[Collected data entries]
========================================================================
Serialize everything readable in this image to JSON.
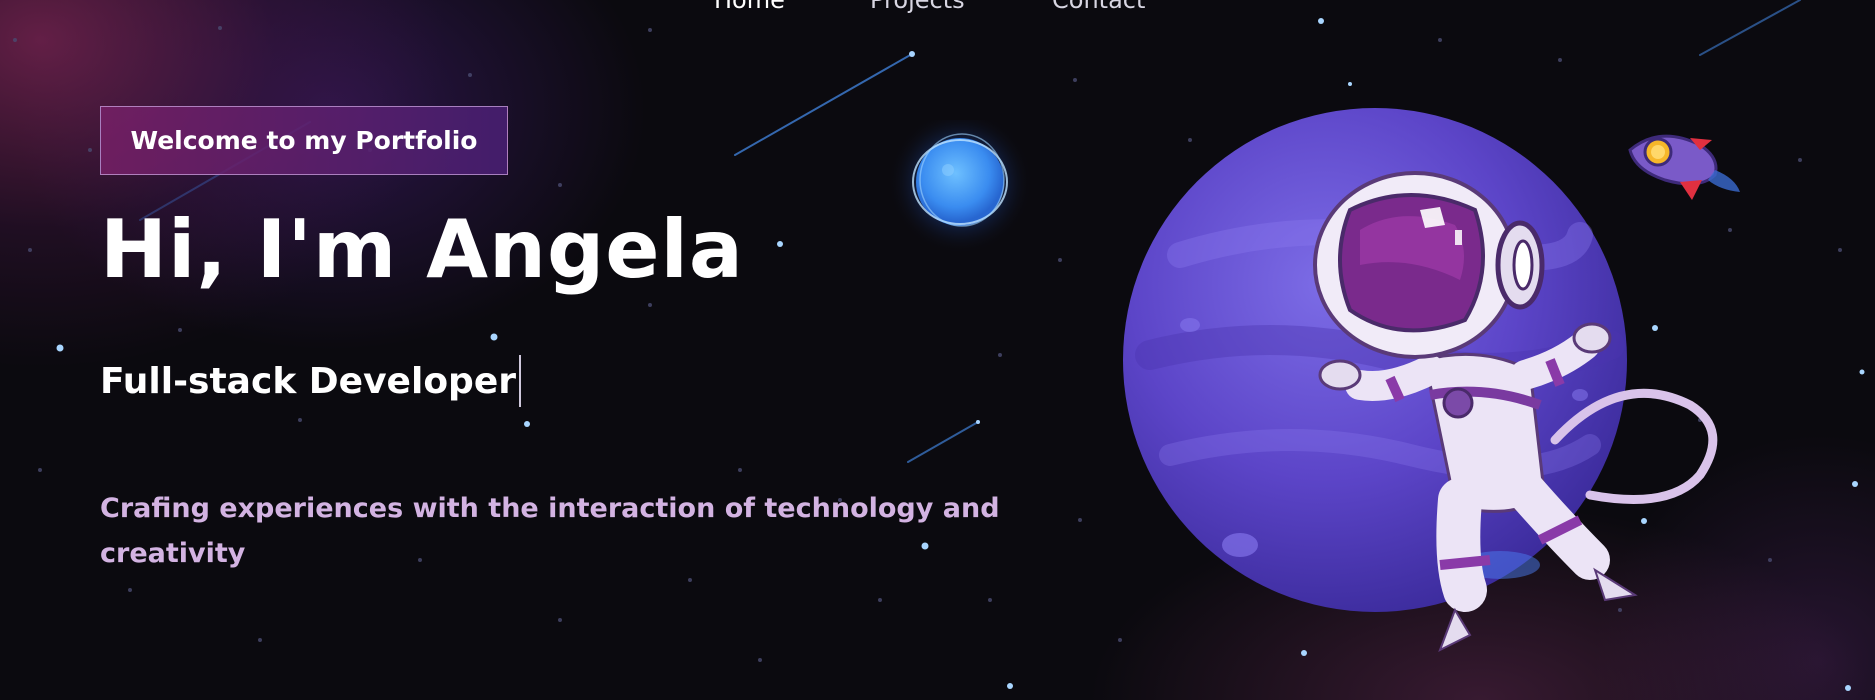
{
  "nav": {
    "links": [
      {
        "label": "Home"
      },
      {
        "label": "Projects"
      },
      {
        "label": "Contact"
      }
    ]
  },
  "hero": {
    "badge": "Welcome to my Portfolio",
    "title": "Hi, I'm Angela",
    "role": "Full-stack Developer",
    "tagline": "Crafing experiences with the interaction of technology and creativity"
  },
  "icons": {
    "astronaut": "astronaut-icon",
    "planet": "planet-icon",
    "moon": "moon-icon",
    "rocket": "rocket-icon"
  },
  "colors": {
    "background": "#0b0a0f",
    "badge_gradient_start": "#762066",
    "badge_gradient_end": "#4a2076",
    "tagline": "#d3b3e2",
    "planet": "#6a4fd0",
    "moon": "#4aa0ff"
  }
}
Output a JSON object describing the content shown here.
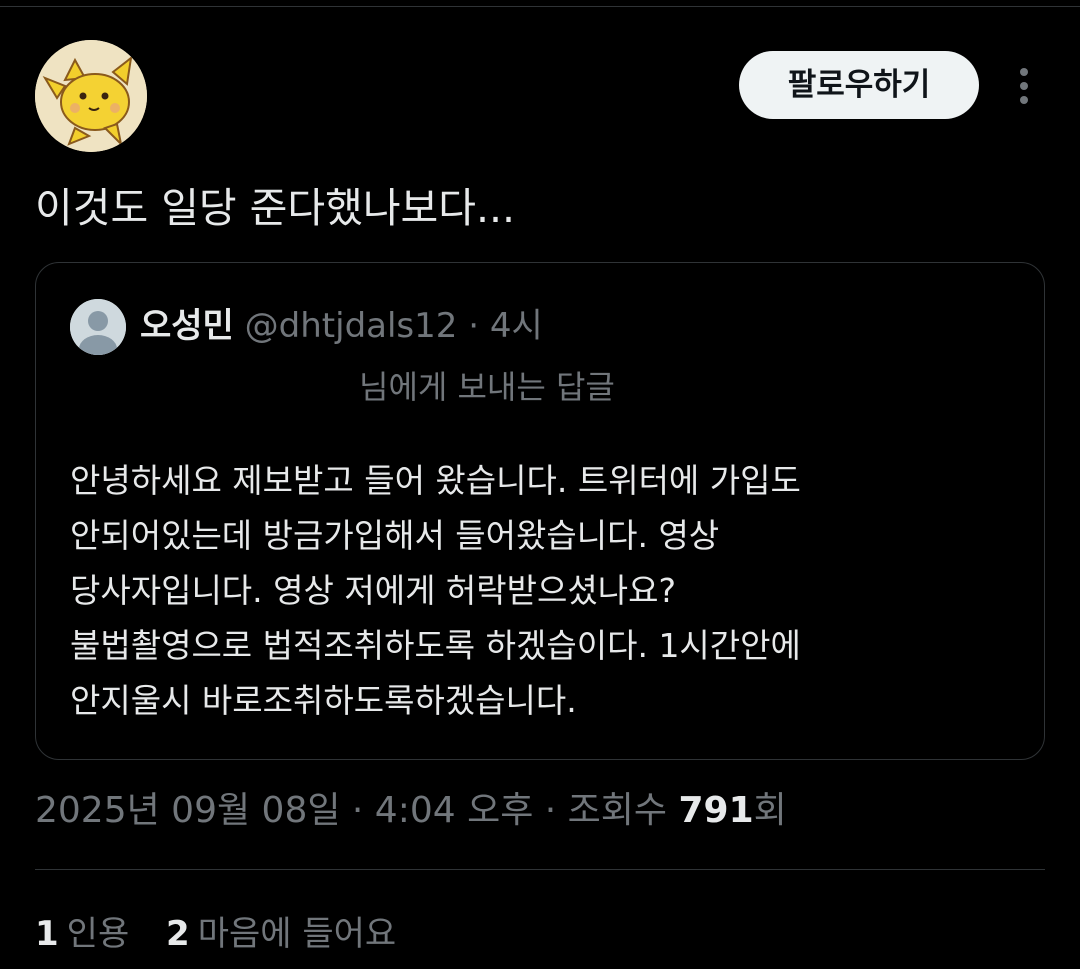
{
  "post": {
    "text": "이것도 일당 준다했나보다...",
    "follow_label": "팔로우하기",
    "avatar_icon": "pikachu-avatar",
    "more_icon": "more-vertical-icon"
  },
  "quote": {
    "name": "오성민",
    "handle": "@dhtjdals12",
    "separator": "·",
    "time": "4시",
    "replying_to": "님에게 보내는 답글",
    "avatar_icon": "default-profile-avatar",
    "body_lines": [
      "안녕하세요 제보받고 들어 왔습니다. 트위터에 가입도",
      "안되어있는데 방금가입해서 들어왔습니다. 영상",
      "당사자입니다. 영상 저에게 허락받으셨나요?",
      "불법촬영으로 법적조취하도록 하겠습이다. 1시간안에",
      "안지울시 바로조취하도록하겠습니다."
    ]
  },
  "meta": {
    "date_time": "2025년 09월 08일 · 4:04 오후 · 조회수 ",
    "views_count": "791",
    "views_suffix": "회"
  },
  "stats": {
    "quotes_count": "1",
    "quotes_label": "인용",
    "likes_count": "2",
    "likes_label": "마음에 들어요"
  },
  "colors": {
    "background": "#000000",
    "text_primary": "#e7e9ea",
    "text_secondary": "#71767b",
    "border": "#2f3336",
    "follow_bg": "#eff3f4"
  }
}
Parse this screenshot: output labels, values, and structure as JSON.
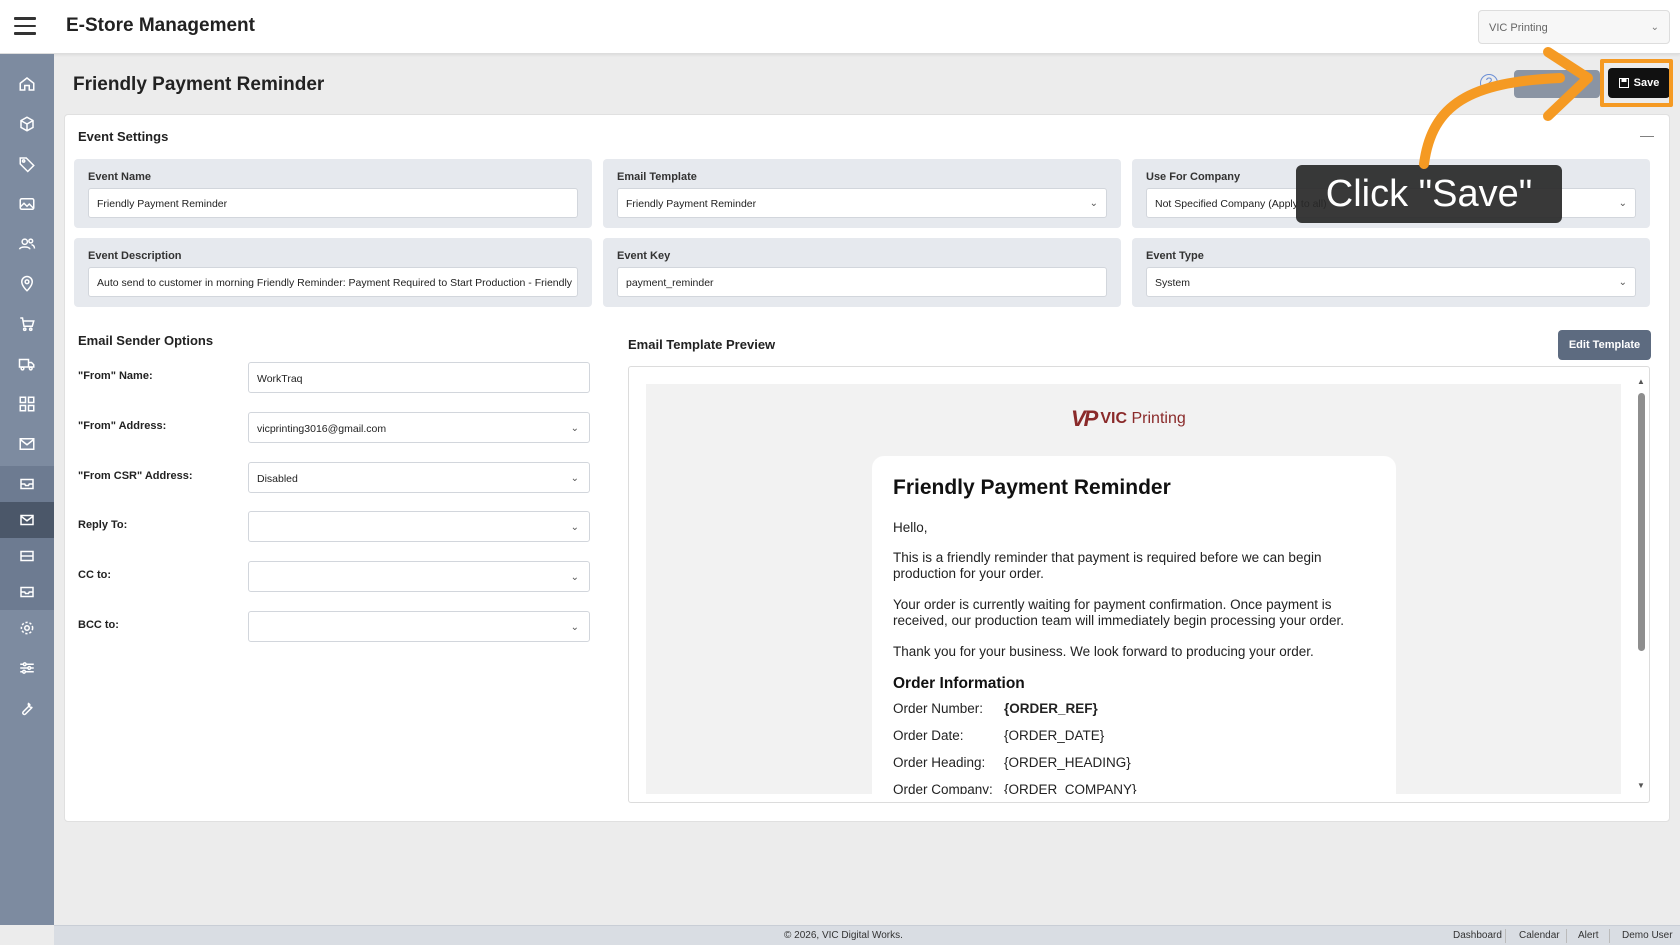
========================================================================
▶ **What you should do**:
Of all the lines above, how many contain the word "background"? Answer with only the number.

▶ **Output for this task**:
2